[Recorded information start]

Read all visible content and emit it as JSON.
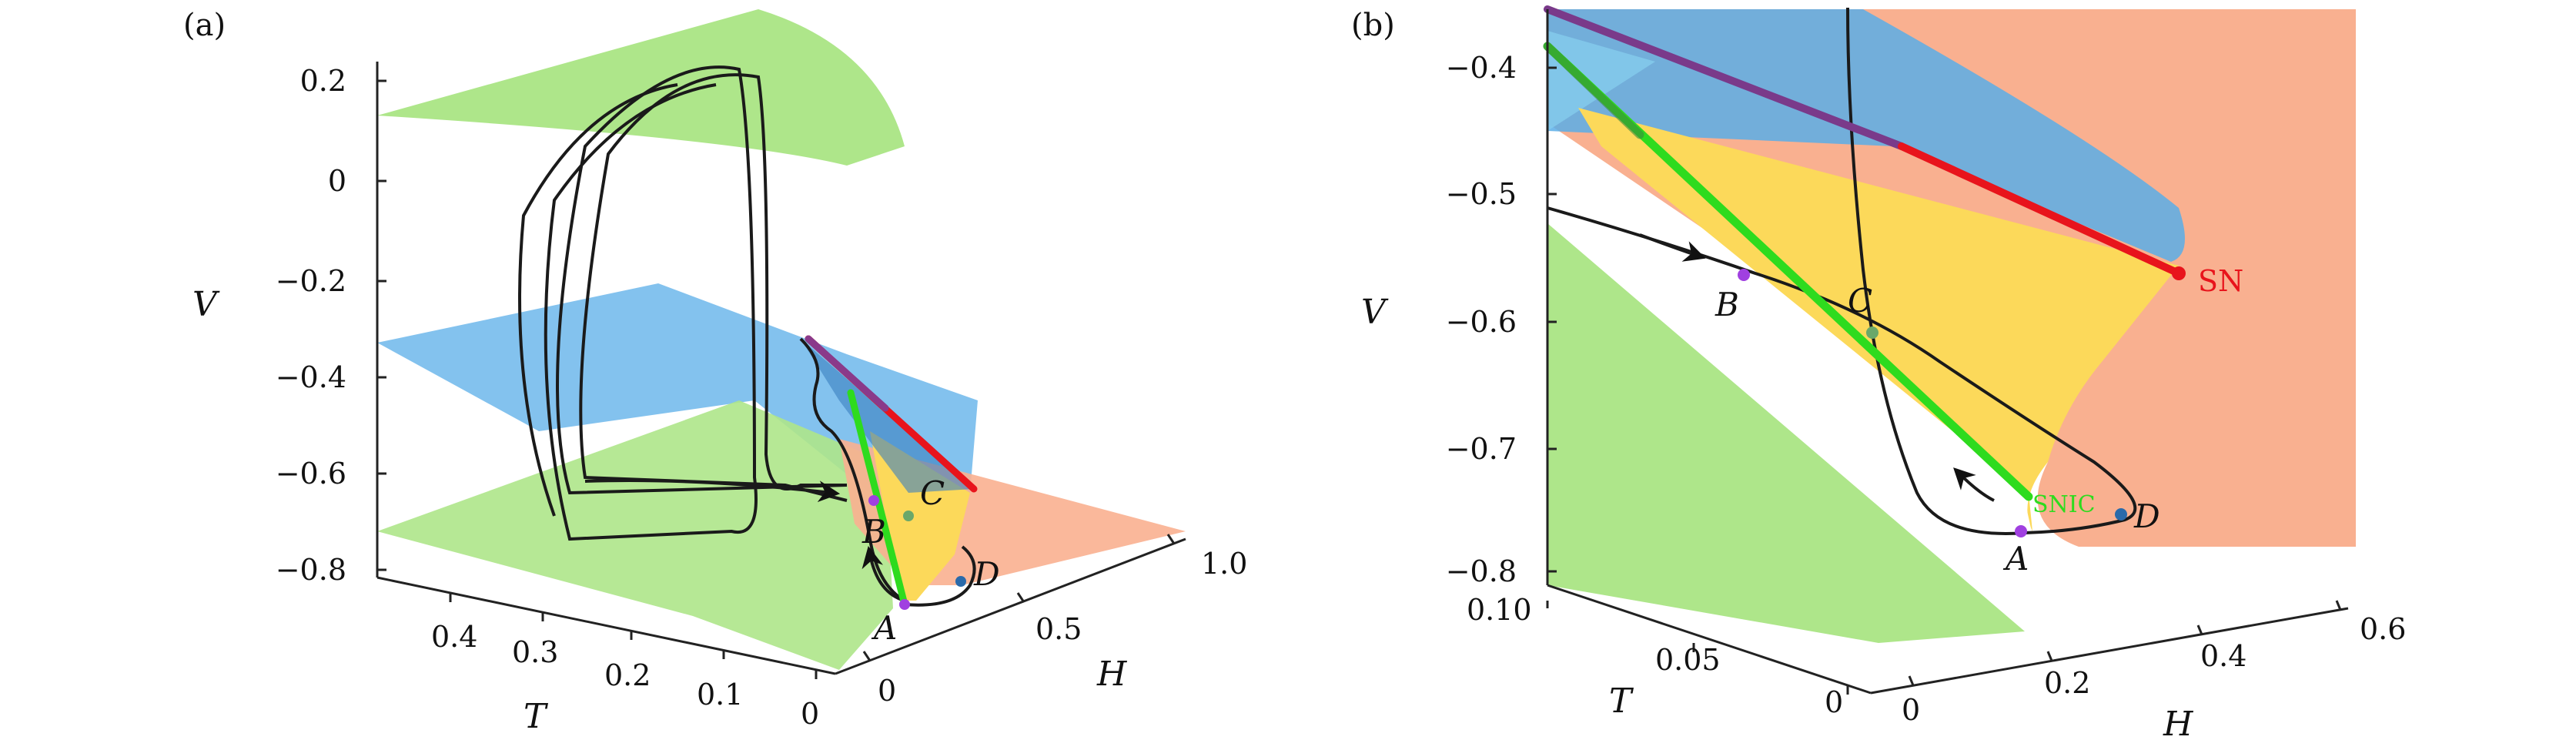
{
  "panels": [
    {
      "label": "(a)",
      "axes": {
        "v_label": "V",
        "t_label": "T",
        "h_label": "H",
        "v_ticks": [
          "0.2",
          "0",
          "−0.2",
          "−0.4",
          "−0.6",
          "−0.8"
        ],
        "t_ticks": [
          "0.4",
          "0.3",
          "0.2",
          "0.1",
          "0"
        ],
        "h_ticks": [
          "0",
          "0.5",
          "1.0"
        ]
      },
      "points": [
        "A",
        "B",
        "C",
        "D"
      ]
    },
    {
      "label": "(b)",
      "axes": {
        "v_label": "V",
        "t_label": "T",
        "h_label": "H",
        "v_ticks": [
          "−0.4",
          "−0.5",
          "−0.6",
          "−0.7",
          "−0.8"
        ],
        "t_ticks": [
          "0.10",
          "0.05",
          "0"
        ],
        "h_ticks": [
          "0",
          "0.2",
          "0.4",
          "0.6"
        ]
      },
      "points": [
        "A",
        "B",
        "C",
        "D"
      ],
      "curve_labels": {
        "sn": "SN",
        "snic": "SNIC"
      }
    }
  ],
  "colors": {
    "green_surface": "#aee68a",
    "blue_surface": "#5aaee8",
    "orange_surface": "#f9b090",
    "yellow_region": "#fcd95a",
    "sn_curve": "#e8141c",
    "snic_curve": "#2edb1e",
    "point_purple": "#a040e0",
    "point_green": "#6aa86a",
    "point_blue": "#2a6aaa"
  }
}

[Recorded information end]

Reproduce each line exactly, please, except for any pictures.

Read all visible content and emit it as JSON.
{
  "panels": [
    {
      "label": "(a)",
      "axes": {
        "v_label": "V",
        "t_label": "T",
        "h_label": "H",
        "v_ticks": [
          "0.2",
          "0",
          "−0.2",
          "−0.4",
          "−0.6",
          "−0.8"
        ],
        "t_ticks": [
          "0.4",
          "0.3",
          "0.2",
          "0.1",
          "0"
        ],
        "h_ticks": [
          "0",
          "0.5",
          "1.0"
        ]
      },
      "points": [
        "A",
        "B",
        "C",
        "D"
      ]
    },
    {
      "label": "(b)",
      "axes": {
        "v_label": "V",
        "t_label": "T",
        "h_label": "H",
        "v_ticks": [
          "−0.4",
          "−0.5",
          "−0.6",
          "−0.7",
          "−0.8"
        ],
        "t_ticks": [
          "0.10",
          "0.05",
          "0"
        ],
        "h_ticks": [
          "0",
          "0.2",
          "0.4",
          "0.6"
        ]
      },
      "points": [
        "A",
        "B",
        "C",
        "D"
      ],
      "curve_labels": {
        "sn": "SN",
        "snic": "SNIC"
      }
    }
  ],
  "colors": {
    "green_surface": "#aee68a",
    "blue_surface": "#5aaee8",
    "orange_surface": "#f9b090",
    "yellow_region": "#fcd95a",
    "sn_curve": "#e8141c",
    "snic_curve": "#2edb1e",
    "point_purple": "#a040e0",
    "point_green": "#6aa86a",
    "point_blue": "#2a6aaa"
  }
}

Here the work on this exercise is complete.